═══ Data lines ═══

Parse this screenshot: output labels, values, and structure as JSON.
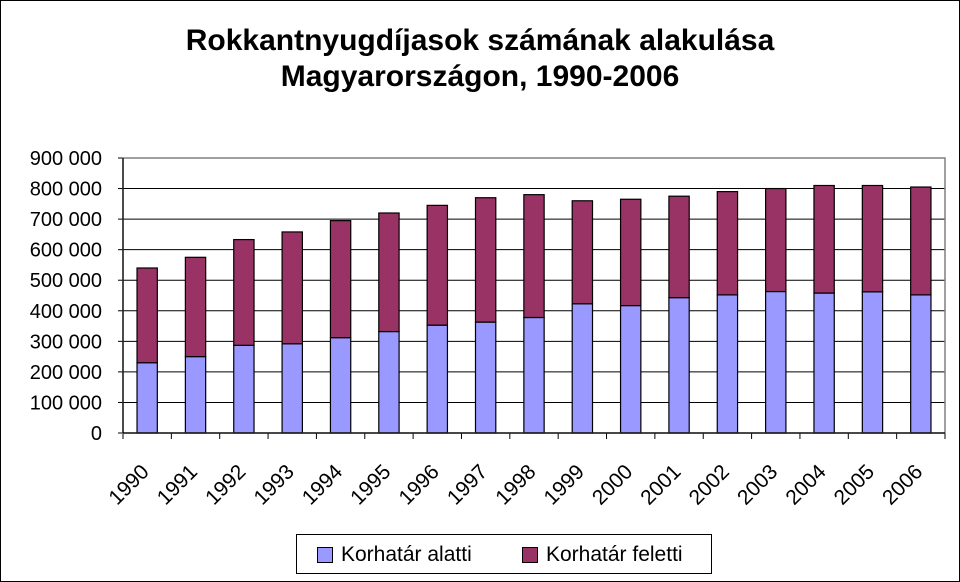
{
  "chart_data": {
    "type": "bar",
    "stacked": true,
    "title": [
      "Rokkantnyugdíjasok számának alakulása",
      "Magyarországon, 1990-2006"
    ],
    "categories": [
      "1990",
      "1991",
      "1992",
      "1993",
      "1994",
      "1995",
      "1996",
      "1997",
      "1998",
      "1999",
      "2000",
      "2001",
      "2002",
      "2003",
      "2004",
      "2005",
      "2006"
    ],
    "series": [
      {
        "name": "Korhatár alatti",
        "color": "#9999ff",
        "values": [
          230000,
          250000,
          287000,
          292000,
          312000,
          332000,
          353000,
          363000,
          378000,
          423000,
          417000,
          443000,
          452000,
          463000,
          458000,
          462000,
          452000
        ]
      },
      {
        "name": "Korhatár feletti",
        "color": "#993366",
        "values": [
          310000,
          325000,
          346000,
          366000,
          383000,
          388000,
          392000,
          407000,
          402000,
          337000,
          348000,
          332000,
          338000,
          337000,
          352000,
          348000,
          353000
        ]
      }
    ],
    "ylim": [
      0,
      900000
    ],
    "yticks": [
      "0",
      "100 000",
      "200 000",
      "300 000",
      "400 000",
      "500 000",
      "600 000",
      "700 000",
      "800 000",
      "900 000"
    ],
    "grid": true,
    "legend_position": "bottom",
    "plot_background": "#ffffff"
  }
}
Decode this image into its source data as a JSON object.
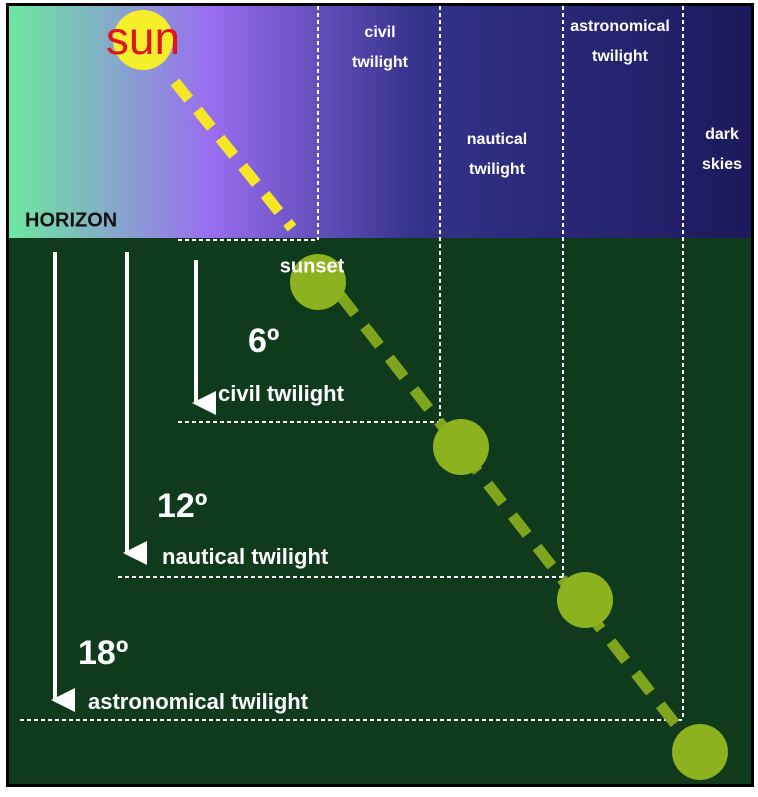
{
  "sky": {
    "sun": "sun",
    "horizon": "HORIZON",
    "zones": [
      [
        "civil",
        "twilight"
      ],
      [
        "nautical",
        "twilight"
      ],
      [
        "astronomical",
        "twilight"
      ],
      [
        "dark",
        "skies"
      ]
    ]
  },
  "ground": {
    "sunset": "sunset",
    "levels": [
      {
        "degrees": "6º",
        "label": "civil twilight"
      },
      {
        "degrees": "12º",
        "label": "nautical twilight"
      },
      {
        "degrees": "18º",
        "label": "astronomical twilight"
      }
    ]
  }
}
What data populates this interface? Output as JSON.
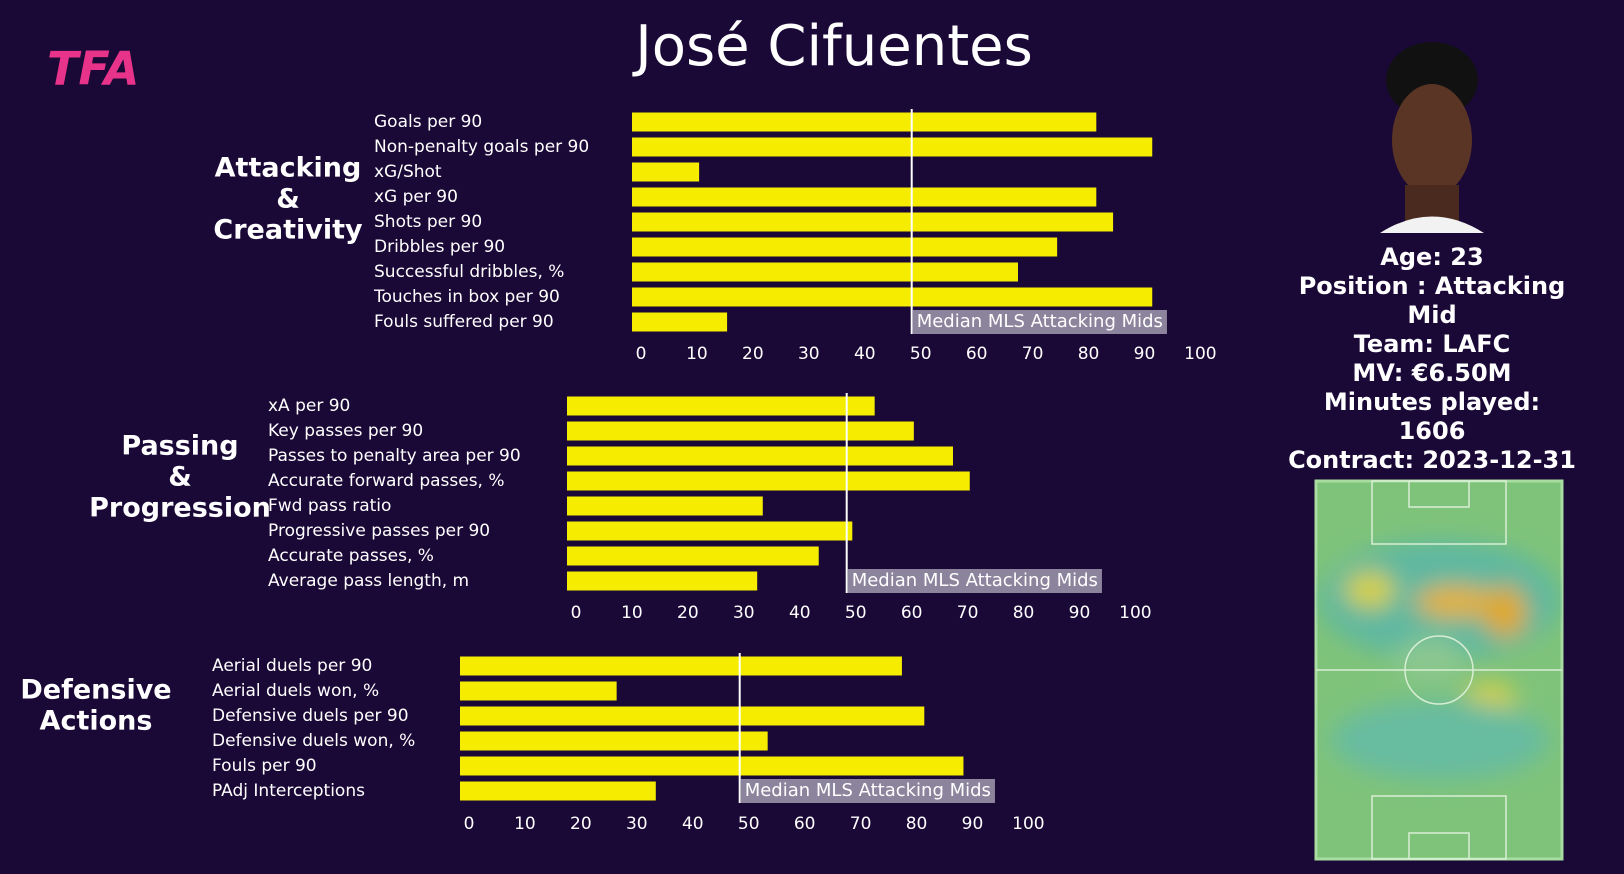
{
  "header": {
    "logo": "TFA",
    "title": "José Cifuentes"
  },
  "chart_data": [
    {
      "type": "bar",
      "orientation": "horizontal",
      "group_label": [
        "Attacking",
        "&",
        "Creativity"
      ],
      "color": "#f5ec00",
      "categories": [
        "Goals per 90",
        "Non-penalty goals per 90",
        "xG/Shot",
        "xG per 90",
        "Shots per 90",
        "Dribbles per 90",
        "Successful dribbles, %",
        "Touches in box per 90",
        "Fouls suffered per 90"
      ],
      "values": [
        83,
        93,
        12,
        83,
        86,
        76,
        69,
        93,
        17
      ],
      "xlim": [
        0,
        100
      ],
      "xticks": [
        0,
        10,
        20,
        30,
        40,
        50,
        60,
        70,
        80,
        90,
        100
      ],
      "median": 50,
      "median_label": "Median MLS Attacking Mids"
    },
    {
      "type": "bar",
      "orientation": "horizontal",
      "group_label": [
        "Passing",
        "&",
        "Progression"
      ],
      "color": "#f5ec00",
      "categories": [
        "xA per 90",
        "Key passes per 90",
        "Passes to penalty area per 90",
        "Accurate forward passes, %",
        "Fwd pass ratio",
        "Progressive passes per 90",
        "Accurate passes, %",
        "Average pass length, m"
      ],
      "values": [
        55,
        62,
        69,
        72,
        35,
        51,
        45,
        34
      ],
      "xlim": [
        0,
        100
      ],
      "xticks": [
        0,
        10,
        20,
        30,
        40,
        50,
        60,
        70,
        80,
        90,
        100
      ],
      "median": 50,
      "median_label": "Median MLS Attacking Mids"
    },
    {
      "type": "bar",
      "orientation": "horizontal",
      "group_label": [
        "Defensive",
        "Actions"
      ],
      "color": "#f5ec00",
      "categories": [
        "Aerial duels per 90",
        "Aerial duels won, %",
        "Defensive duels per 90",
        "Defensive duels won, %",
        "Fouls per 90",
        "PAdj Interceptions"
      ],
      "values": [
        79,
        28,
        83,
        55,
        90,
        35
      ],
      "xlim": [
        0,
        100
      ],
      "xticks": [
        0,
        10,
        20,
        30,
        40,
        50,
        60,
        70,
        80,
        90,
        100
      ],
      "median": 50,
      "median_label": "Median MLS Attacking Mids"
    }
  ],
  "profile": {
    "lines": [
      "Age: 23",
      "Position : Attacking Mid",
      "Team: LAFC",
      "MV: €6.50M",
      "Minutes played: 1606",
      "Contract: 2023-12-31"
    ]
  }
}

═══

# [Objective]
Retype each line of the listing above word for word. Exclude the pictures.

# [Written solution]
Parse this screenshot: output labels, values, and structure as JSON.
{
  "chart_data": {
    "type": "bar",
    "stacked": true,
    "title": [
      "Rokkantnyugdíjasok számának alakulása",
      "Magyarországon, 1990-2006"
    ],
    "categories": [
      "1990",
      "1991",
      "1992",
      "1993",
      "1994",
      "1995",
      "1996",
      "1997",
      "1998",
      "1999",
      "2000",
      "2001",
      "2002",
      "2003",
      "2004",
      "2005",
      "2006"
    ],
    "series": [
      {
        "name": "Korhatár alatti",
        "color": "#9999ff",
        "values": [
          230000,
          250000,
          287000,
          292000,
          312000,
          332000,
          353000,
          363000,
          378000,
          423000,
          417000,
          443000,
          452000,
          463000,
          458000,
          462000,
          452000
        ]
      },
      {
        "name": "Korhatár feletti",
        "color": "#993366",
        "values": [
          310000,
          325000,
          346000,
          366000,
          383000,
          388000,
          392000,
          407000,
          402000,
          337000,
          348000,
          332000,
          338000,
          337000,
          352000,
          348000,
          353000
        ]
      }
    ],
    "ylim": [
      0,
      900000
    ],
    "yticks": [
      "0",
      "100 000",
      "200 000",
      "300 000",
      "400 000",
      "500 000",
      "600 000",
      "700 000",
      "800 000",
      "900 000"
    ],
    "grid": true,
    "legend_position": "bottom",
    "plot_background": "#ffffff"
  }
}
Decode this image into its source data as a JSON object.
{
  "sky": {
    "sun": "sun",
    "horizon": "HORIZON",
    "zones": [
      [
        "civil",
        "twilight"
      ],
      [
        "nautical",
        "twilight"
      ],
      [
        "astronomical",
        "twilight"
      ],
      [
        "dark",
        "skies"
      ]
    ]
  },
  "ground": {
    "sunset": "sunset",
    "levels": [
      {
        "degrees": "6º",
        "label": "civil twilight"
      },
      {
        "degrees": "12º",
        "label": "nautical twilight"
      },
      {
        "degrees": "18º",
        "label": "astronomical twilight"
      }
    ]
  }
}
What data populates this interface? Output as JSON.
{
  "header": {
    "logo": "TFA",
    "title": "José Cifuentes"
  },
  "chart_data": [
    {
      "type": "bar",
      "orientation": "horizontal",
      "group_label": [
        "Attacking",
        "&",
        "Creativity"
      ],
      "color": "#f5ec00",
      "categories": [
        "Goals per 90",
        "Non-penalty goals per 90",
        "xG/Shot",
        "xG per 90",
        "Shots per 90",
        "Dribbles per 90",
        "Successful dribbles, %",
        "Touches in box per 90",
        "Fouls suffered per 90"
      ],
      "values": [
        83,
        93,
        12,
        83,
        86,
        76,
        69,
        93,
        17
      ],
      "xlim": [
        0,
        100
      ],
      "xticks": [
        0,
        10,
        20,
        30,
        40,
        50,
        60,
        70,
        80,
        90,
        100
      ],
      "median": 50,
      "median_label": "Median MLS Attacking Mids"
    },
    {
      "type": "bar",
      "orientation": "horizontal",
      "group_label": [
        "Passing",
        "&",
        "Progression"
      ],
      "color": "#f5ec00",
      "categories": [
        "xA per 90",
        "Key passes per 90",
        "Passes to penalty area per 90",
        "Accurate forward passes, %",
        "Fwd pass ratio",
        "Progressive passes per 90",
        "Accurate passes, %",
        "Average pass length, m"
      ],
      "values": [
        55,
        62,
        69,
        72,
        35,
        51,
        45,
        34
      ],
      "xlim": [
        0,
        100
      ],
      "xticks": [
        0,
        10,
        20,
        30,
        40,
        50,
        60,
        70,
        80,
        90,
        100
      ],
      "median": 50,
      "median_label": "Median MLS Attacking Mids"
    },
    {
      "type": "bar",
      "orientation": "horizontal",
      "group_label": [
        "Defensive",
        "Actions"
      ],
      "color": "#f5ec00",
      "categories": [
        "Aerial duels per 90",
        "Aerial duels won, %",
        "Defensive duels per 90",
        "Defensive duels won, %",
        "Fouls per 90",
        "PAdj Interceptions"
      ],
      "values": [
        79,
        28,
        83,
        55,
        90,
        35
      ],
      "xlim": [
        0,
        100
      ],
      "xticks": [
        0,
        10,
        20,
        30,
        40,
        50,
        60,
        70,
        80,
        90,
        100
      ],
      "median": 50,
      "median_label": "Median MLS Attacking Mids"
    }
  ],
  "profile": {
    "lines": [
      "Age: 23",
      "Position : Attacking Mid",
      "Team: LAFC",
      "MV: €6.50M",
      "Minutes played: 1606",
      "Contract: 2023-12-31"
    ]
  }
}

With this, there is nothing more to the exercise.